DOCUMENT EXCERPT:
------

Licancabur is a stratovolcano on the border between Bolivia and Chile, south of the Sairecabur volcano and with the Juriques volcano to the east. It is part of the Andean Central Volcanic Zone of the Andes, and it forms a 5,916 metres (19,409 ft) high prominent cone. A summit crater with a diametre of 400 metres (1,300 ft) caps off the volcano, a crater lake named Licancabur Lake lies in the crater and is among the highest lakes in the world. Three stages of lava flows emanate from the volcano, which is constructed on Pleistocene ignimbrites.

Licancabur has been active in the Holocene, after the ice ages. No historical eruptions of the volcano are known, but lava flows extending into Laguna Verde have been dated 13,240 ± 100 BP ago. The volcano has principally erupted andesite with minor amounts of dacite and basaltic andesite.

------

STORED DATA:
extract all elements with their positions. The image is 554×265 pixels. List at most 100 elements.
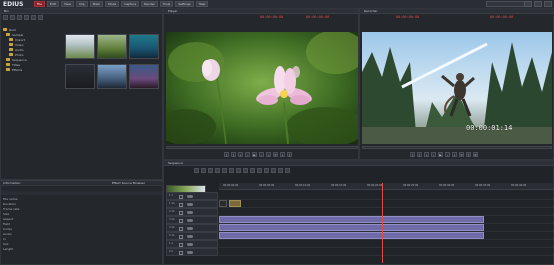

------

AIM OF THE EXERCISE: Can you reproduce the Licancabur text word for word, from "Licancabur is a" up to and including "and basaltic andesite."?

RIGHT ANSWER:
Licancabur is a stratovolcano on the border between Bolivia and Chile, south of the Sairecabur volcano and with the Juriques volcano to the east. It is part of the Andean Central Volcanic Zone of the Andes, and it forms a 5,916 metres (19,409 ft) high prominent cone. A summit crater with a diametre of 400 metres (1,300 ft) caps off the volcano, a crater lake named Licancabur Lake lies in the crater and is among the highest lakes in the world. Three stages of lava flows emanate from the volcano, which is constructed on Pleistocene ignimbrites.

Licancabur has been active in the Holocene, after the ice ages. No historical eruptions of the volcano are known, but lava flows extending into Laguna Verde have been dated 13,240 ± 100 BP ago. The volcano has principally erupted andesite with minor amounts of dacite and basaltic andesite.